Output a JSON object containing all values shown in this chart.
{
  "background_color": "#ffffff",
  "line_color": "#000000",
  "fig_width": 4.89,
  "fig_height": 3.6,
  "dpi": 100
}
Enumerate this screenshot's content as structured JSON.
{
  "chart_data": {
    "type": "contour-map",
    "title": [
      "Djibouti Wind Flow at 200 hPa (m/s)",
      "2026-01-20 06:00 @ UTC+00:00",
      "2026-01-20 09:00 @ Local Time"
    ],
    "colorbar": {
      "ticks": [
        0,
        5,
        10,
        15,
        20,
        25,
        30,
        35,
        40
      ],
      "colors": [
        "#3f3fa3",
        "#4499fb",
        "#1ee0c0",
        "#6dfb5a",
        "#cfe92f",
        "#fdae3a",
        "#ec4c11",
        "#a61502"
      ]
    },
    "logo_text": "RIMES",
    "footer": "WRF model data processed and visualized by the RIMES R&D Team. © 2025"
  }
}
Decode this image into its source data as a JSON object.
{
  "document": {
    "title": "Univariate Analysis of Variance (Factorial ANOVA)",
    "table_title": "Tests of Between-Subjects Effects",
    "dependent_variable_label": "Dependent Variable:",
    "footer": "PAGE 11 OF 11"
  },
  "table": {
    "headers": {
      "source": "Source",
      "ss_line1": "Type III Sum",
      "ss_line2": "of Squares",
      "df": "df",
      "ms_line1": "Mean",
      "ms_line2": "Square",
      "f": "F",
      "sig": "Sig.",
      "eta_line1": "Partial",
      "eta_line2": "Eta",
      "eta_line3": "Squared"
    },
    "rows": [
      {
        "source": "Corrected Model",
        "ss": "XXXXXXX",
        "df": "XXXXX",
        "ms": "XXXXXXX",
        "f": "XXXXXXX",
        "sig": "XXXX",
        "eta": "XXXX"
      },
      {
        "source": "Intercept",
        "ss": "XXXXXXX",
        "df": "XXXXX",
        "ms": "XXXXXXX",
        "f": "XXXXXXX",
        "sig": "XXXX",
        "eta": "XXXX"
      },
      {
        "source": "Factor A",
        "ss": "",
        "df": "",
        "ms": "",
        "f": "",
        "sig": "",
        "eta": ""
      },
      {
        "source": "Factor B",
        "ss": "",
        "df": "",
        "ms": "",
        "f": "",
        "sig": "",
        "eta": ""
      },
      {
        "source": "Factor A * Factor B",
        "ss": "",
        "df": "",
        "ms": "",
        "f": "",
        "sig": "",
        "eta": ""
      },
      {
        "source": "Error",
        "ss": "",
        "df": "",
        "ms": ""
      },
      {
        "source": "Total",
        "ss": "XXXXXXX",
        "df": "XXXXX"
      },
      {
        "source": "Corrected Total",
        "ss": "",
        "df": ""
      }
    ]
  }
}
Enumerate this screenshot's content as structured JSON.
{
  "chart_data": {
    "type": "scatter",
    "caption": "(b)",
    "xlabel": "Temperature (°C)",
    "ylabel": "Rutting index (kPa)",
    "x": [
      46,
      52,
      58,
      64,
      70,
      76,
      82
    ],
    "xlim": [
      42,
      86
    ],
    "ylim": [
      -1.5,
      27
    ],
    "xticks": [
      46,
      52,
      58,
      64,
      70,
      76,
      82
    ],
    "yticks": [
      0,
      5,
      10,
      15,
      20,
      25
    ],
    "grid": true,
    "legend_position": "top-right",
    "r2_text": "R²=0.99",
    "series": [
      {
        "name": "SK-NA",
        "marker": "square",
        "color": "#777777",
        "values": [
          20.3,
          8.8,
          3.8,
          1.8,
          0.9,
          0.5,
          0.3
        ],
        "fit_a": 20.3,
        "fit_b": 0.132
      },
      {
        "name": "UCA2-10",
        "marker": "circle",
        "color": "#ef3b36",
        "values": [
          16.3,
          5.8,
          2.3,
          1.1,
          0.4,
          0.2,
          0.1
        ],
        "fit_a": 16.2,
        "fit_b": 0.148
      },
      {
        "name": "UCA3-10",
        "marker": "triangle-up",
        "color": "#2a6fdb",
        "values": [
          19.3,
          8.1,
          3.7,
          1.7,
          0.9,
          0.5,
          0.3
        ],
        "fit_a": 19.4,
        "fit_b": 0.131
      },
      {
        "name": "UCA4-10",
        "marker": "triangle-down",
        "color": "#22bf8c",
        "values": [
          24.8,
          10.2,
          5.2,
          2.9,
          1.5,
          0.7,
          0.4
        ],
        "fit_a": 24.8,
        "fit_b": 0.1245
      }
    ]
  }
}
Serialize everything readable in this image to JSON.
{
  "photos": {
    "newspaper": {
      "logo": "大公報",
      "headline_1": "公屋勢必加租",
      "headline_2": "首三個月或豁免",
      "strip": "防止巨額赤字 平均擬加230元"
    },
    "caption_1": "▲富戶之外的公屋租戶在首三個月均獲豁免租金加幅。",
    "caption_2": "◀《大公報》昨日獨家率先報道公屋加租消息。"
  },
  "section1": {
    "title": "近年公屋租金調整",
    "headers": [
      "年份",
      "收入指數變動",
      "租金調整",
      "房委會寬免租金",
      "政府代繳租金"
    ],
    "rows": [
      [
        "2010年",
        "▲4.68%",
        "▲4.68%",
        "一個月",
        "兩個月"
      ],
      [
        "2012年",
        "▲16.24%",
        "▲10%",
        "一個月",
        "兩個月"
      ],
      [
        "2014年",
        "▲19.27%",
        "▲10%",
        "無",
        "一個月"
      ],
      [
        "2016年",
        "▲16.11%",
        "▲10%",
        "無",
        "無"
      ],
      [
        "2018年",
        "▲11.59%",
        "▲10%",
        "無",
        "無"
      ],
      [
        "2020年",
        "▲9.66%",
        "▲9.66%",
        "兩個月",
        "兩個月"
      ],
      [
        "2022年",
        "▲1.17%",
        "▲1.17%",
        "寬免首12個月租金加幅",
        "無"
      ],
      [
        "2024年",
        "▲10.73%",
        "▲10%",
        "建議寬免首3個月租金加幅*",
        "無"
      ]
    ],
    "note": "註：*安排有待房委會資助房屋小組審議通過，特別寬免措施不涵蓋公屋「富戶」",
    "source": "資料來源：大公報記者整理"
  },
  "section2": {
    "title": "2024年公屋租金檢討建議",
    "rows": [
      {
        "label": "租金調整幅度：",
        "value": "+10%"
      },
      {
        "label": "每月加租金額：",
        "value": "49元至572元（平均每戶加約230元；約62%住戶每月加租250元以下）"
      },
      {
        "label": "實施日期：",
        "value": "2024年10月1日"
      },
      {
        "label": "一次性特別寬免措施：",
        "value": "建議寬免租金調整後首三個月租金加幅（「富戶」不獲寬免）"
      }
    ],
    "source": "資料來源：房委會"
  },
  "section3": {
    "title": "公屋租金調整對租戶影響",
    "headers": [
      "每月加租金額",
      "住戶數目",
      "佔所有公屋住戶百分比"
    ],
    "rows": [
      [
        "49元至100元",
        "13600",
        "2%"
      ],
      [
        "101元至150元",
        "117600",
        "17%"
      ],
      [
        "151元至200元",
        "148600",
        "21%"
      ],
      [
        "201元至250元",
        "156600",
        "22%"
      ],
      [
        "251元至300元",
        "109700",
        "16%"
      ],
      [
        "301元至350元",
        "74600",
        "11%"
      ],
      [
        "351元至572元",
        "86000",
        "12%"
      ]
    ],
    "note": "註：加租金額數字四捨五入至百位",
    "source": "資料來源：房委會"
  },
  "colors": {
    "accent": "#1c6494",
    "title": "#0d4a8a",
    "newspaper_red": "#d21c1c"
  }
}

● Requirement: Search the lines above for the string "name" and copy each line that has it.

● Right answer:
        "name": "SK-NA",
        "name": "UCA2-10",
        "name": "UCA3-10",
        "name": "UCA4-10",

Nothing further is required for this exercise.